**GOAL OF THE EXERCISE:**
Here are records with pictures in them. Copy all of them exactly and leave the pictures out.

**EXCERPTED RECORDS:**
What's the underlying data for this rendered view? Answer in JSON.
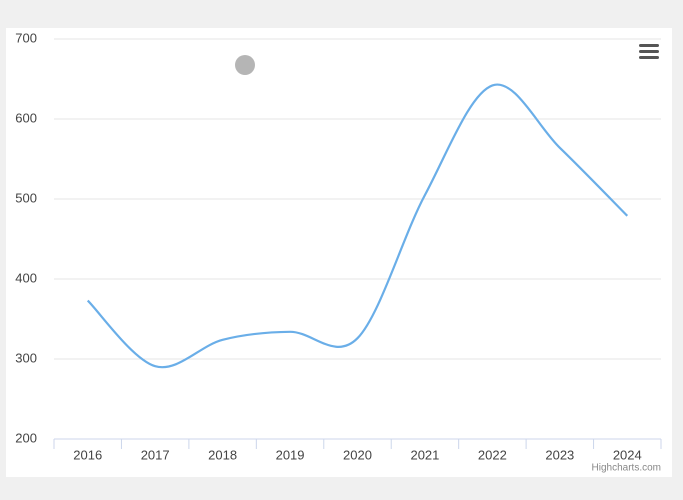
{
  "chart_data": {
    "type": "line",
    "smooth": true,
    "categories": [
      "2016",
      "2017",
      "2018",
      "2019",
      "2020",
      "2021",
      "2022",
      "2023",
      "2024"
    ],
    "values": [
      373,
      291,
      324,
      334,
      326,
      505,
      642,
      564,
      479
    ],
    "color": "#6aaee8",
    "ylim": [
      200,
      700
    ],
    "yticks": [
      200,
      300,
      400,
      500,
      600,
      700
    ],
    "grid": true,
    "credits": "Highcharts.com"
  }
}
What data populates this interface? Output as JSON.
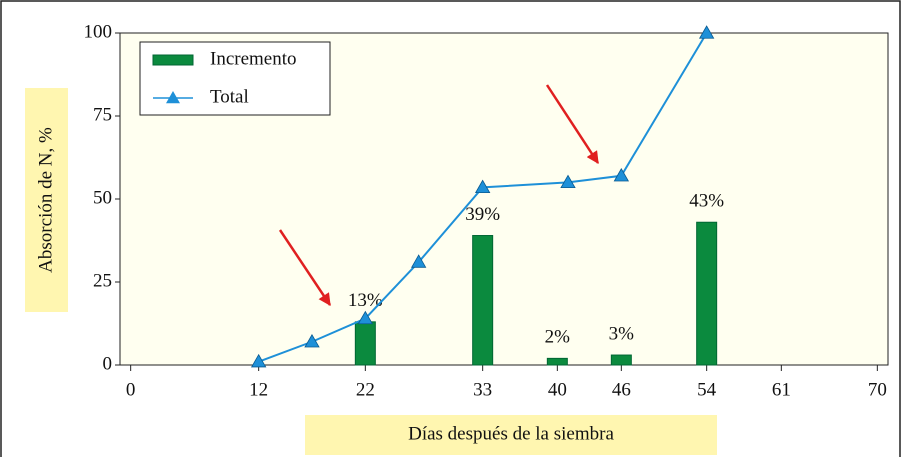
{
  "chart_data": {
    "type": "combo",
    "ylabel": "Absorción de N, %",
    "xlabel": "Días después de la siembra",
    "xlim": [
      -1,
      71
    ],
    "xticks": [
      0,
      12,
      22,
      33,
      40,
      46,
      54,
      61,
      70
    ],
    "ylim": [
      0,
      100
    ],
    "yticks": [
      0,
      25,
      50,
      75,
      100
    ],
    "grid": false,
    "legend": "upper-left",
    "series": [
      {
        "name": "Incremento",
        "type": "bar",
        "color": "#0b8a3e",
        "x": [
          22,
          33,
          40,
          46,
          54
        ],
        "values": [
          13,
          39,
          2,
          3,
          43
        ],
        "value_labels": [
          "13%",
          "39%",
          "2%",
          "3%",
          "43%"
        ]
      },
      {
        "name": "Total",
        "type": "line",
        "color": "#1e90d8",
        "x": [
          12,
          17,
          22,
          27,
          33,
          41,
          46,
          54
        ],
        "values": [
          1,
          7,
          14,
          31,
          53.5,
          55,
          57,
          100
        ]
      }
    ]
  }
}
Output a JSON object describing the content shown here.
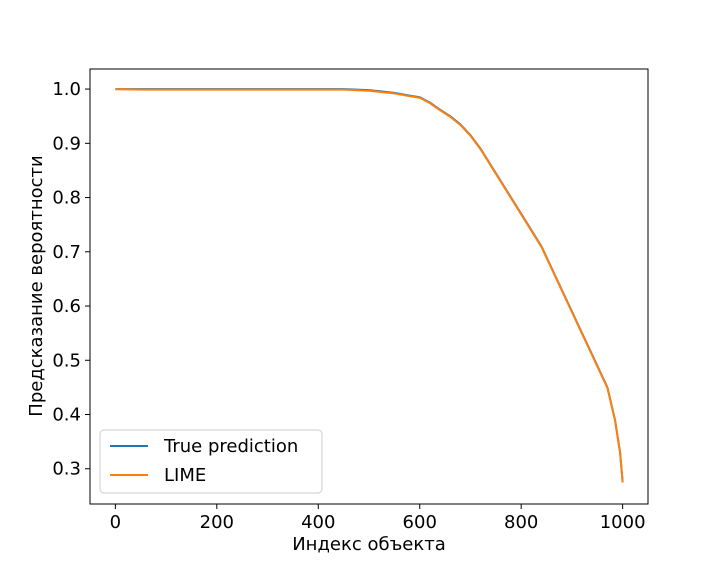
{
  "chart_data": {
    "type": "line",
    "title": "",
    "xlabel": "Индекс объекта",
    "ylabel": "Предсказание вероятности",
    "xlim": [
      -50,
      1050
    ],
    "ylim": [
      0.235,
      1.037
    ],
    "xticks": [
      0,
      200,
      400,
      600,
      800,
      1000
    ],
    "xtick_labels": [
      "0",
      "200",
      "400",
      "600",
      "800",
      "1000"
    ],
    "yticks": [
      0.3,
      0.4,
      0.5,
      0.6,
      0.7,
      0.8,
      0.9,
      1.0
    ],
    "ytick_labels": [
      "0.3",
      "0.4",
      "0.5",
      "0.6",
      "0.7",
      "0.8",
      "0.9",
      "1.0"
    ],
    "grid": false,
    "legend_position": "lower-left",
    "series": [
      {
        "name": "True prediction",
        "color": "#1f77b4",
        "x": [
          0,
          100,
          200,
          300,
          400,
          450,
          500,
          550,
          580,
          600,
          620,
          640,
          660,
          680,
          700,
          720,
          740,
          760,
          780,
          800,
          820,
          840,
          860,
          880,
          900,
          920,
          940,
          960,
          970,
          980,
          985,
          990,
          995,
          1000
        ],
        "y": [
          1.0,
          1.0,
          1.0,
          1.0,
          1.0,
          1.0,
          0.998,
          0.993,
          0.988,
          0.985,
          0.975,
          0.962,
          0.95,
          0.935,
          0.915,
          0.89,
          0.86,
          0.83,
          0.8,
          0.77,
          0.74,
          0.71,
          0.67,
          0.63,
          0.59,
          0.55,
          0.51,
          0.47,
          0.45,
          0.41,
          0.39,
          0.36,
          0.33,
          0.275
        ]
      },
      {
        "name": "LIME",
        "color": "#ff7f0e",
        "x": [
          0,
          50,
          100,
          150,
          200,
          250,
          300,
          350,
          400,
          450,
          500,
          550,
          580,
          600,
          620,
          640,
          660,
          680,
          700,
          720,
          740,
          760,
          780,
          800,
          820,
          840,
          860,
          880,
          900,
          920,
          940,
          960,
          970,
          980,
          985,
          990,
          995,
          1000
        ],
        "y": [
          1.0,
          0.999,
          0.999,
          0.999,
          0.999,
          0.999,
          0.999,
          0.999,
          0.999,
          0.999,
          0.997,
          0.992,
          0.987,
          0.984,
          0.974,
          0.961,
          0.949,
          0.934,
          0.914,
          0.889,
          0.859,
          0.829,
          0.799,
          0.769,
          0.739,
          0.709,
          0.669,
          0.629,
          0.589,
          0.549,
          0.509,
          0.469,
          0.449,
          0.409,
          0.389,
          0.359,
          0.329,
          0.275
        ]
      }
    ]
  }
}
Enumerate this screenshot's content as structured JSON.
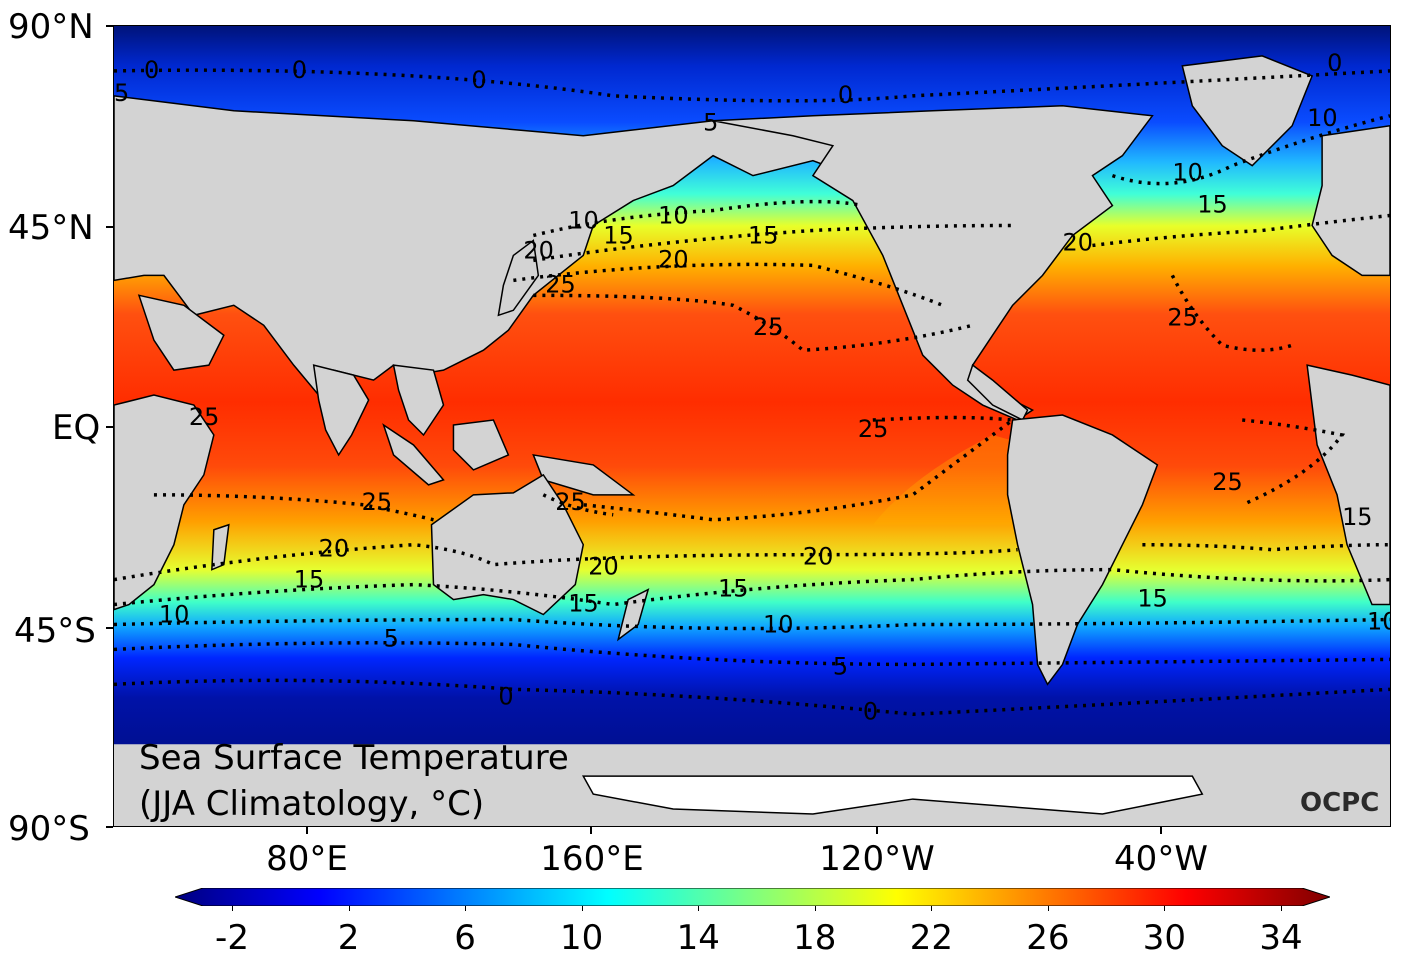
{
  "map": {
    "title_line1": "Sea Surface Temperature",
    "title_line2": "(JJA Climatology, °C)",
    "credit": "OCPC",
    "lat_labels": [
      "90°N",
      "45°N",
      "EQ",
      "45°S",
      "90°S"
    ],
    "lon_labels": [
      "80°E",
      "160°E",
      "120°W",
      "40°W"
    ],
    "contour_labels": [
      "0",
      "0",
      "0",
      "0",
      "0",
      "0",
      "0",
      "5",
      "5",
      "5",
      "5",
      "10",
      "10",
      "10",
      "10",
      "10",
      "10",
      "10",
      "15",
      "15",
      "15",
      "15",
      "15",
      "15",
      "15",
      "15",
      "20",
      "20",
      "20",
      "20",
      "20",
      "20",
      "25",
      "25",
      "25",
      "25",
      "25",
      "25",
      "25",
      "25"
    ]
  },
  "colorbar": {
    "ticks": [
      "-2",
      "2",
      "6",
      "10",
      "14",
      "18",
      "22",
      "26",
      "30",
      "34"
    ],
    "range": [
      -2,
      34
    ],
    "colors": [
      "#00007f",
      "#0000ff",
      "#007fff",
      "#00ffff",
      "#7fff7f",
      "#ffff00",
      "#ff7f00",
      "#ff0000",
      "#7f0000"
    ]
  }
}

**RESPONSE TO THIS EXERCISE:**
What's the underlying data for this rendered view? Answer in JSON.
{
  "chart_data": {
    "type": "line",
    "smooth": true,
    "categories": [
      "2016",
      "2017",
      "2018",
      "2019",
      "2020",
      "2021",
      "2022",
      "2023",
      "2024"
    ],
    "values": [
      373,
      291,
      324,
      334,
      326,
      505,
      642,
      564,
      479
    ],
    "color": "#6aaee8",
    "ylim": [
      200,
      700
    ],
    "yticks": [
      200,
      300,
      400,
      500,
      600,
      700
    ],
    "grid": true,
    "credits": "Highcharts.com"
  }
}
What data populates this interface? Output as JSON.
{
  "chart_data": {
    "type": "combo",
    "ylabel": "Absorción de N, %",
    "xlabel": "Días después de la siembra",
    "xlim": [
      -1,
      71
    ],
    "xticks": [
      0,
      12,
      22,
      33,
      40,
      46,
      54,
      61,
      70
    ],
    "ylim": [
      0,
      100
    ],
    "yticks": [
      0,
      25,
      50,
      75,
      100
    ],
    "grid": false,
    "legend": "upper-left",
    "series": [
      {
        "name": "Incremento",
        "type": "bar",
        "color": "#0b8a3e",
        "x": [
          22,
          33,
          40,
          46,
          54
        ],
        "values": [
          13,
          39,
          2,
          3,
          43
        ],
        "value_labels": [
          "13%",
          "39%",
          "2%",
          "3%",
          "43%"
        ]
      },
      {
        "name": "Total",
        "type": "line",
        "color": "#1e90d8",
        "x": [
          12,
          17,
          22,
          27,
          33,
          41,
          46,
          54
        ],
        "values": [
          1,
          7,
          14,
          31,
          53.5,
          55,
          57,
          100
        ]
      }
    ]
  }
}
Output a JSON object describing the content shown here.
{
  "chart_data": {
    "type": "line",
    "title": "",
    "xlabel": "Индекс объекта",
    "ylabel": "Предсказание вероятности",
    "xlim": [
      -50,
      1050
    ],
    "ylim": [
      0.235,
      1.037
    ],
    "xticks": [
      0,
      200,
      400,
      600,
      800,
      1000
    ],
    "xtick_labels": [
      "0",
      "200",
      "400",
      "600",
      "800",
      "1000"
    ],
    "yticks": [
      0.3,
      0.4,
      0.5,
      0.6,
      0.7,
      0.8,
      0.9,
      1.0
    ],
    "ytick_labels": [
      "0.3",
      "0.4",
      "0.5",
      "0.6",
      "0.7",
      "0.8",
      "0.9",
      "1.0"
    ],
    "grid": false,
    "legend_position": "lower-left",
    "series": [
      {
        "name": "True prediction",
        "color": "#1f77b4",
        "x": [
          0,
          100,
          200,
          300,
          400,
          450,
          500,
          550,
          580,
          600,
          620,
          640,
          660,
          680,
          700,
          720,
          740,
          760,
          780,
          800,
          820,
          840,
          860,
          880,
          900,
          920,
          940,
          960,
          970,
          980,
          985,
          990,
          995,
          1000
        ],
        "y": [
          1.0,
          1.0,
          1.0,
          1.0,
          1.0,
          1.0,
          0.998,
          0.993,
          0.988,
          0.985,
          0.975,
          0.962,
          0.95,
          0.935,
          0.915,
          0.89,
          0.86,
          0.83,
          0.8,
          0.77,
          0.74,
          0.71,
          0.67,
          0.63,
          0.59,
          0.55,
          0.51,
          0.47,
          0.45,
          0.41,
          0.39,
          0.36,
          0.33,
          0.275
        ]
      },
      {
        "name": "LIME",
        "color": "#ff7f0e",
        "x": [
          0,
          50,
          100,
          150,
          200,
          250,
          300,
          350,
          400,
          450,
          500,
          550,
          580,
          600,
          620,
          640,
          660,
          680,
          700,
          720,
          740,
          760,
          780,
          800,
          820,
          840,
          860,
          880,
          900,
          920,
          940,
          960,
          970,
          980,
          985,
          990,
          995,
          1000
        ],
        "y": [
          1.0,
          0.999,
          0.999,
          0.999,
          0.999,
          0.999,
          0.999,
          0.999,
          0.999,
          0.999,
          0.997,
          0.992,
          0.987,
          0.984,
          0.974,
          0.961,
          0.949,
          0.934,
          0.914,
          0.889,
          0.859,
          0.829,
          0.799,
          0.769,
          0.739,
          0.709,
          0.669,
          0.629,
          0.589,
          0.549,
          0.509,
          0.469,
          0.449,
          0.409,
          0.389,
          0.359,
          0.329,
          0.275
        ]
      }
    ]
  }
}
Enumerate this screenshot's content as structured JSON.
{
  "map": {
    "title_line1": "Sea Surface Temperature",
    "title_line2": "(JJA Climatology, °C)",
    "credit": "OCPC",
    "lat_labels": [
      "90°N",
      "45°N",
      "EQ",
      "45°S",
      "90°S"
    ],
    "lon_labels": [
      "80°E",
      "160°E",
      "120°W",
      "40°W"
    ],
    "contour_labels": [
      "0",
      "0",
      "0",
      "0",
      "0",
      "0",
      "0",
      "5",
      "5",
      "5",
      "5",
      "10",
      "10",
      "10",
      "10",
      "10",
      "10",
      "10",
      "15",
      "15",
      "15",
      "15",
      "15",
      "15",
      "15",
      "15",
      "20",
      "20",
      "20",
      "20",
      "20",
      "20",
      "25",
      "25",
      "25",
      "25",
      "25",
      "25",
      "25",
      "25"
    ]
  },
  "colorbar": {
    "ticks": [
      "-2",
      "2",
      "6",
      "10",
      "14",
      "18",
      "22",
      "26",
      "30",
      "34"
    ],
    "range": [
      -2,
      34
    ],
    "colors": [
      "#00007f",
      "#0000ff",
      "#007fff",
      "#00ffff",
      "#7fff7f",
      "#ffff00",
      "#ff7f00",
      "#ff0000",
      "#7f0000"
    ]
  }
}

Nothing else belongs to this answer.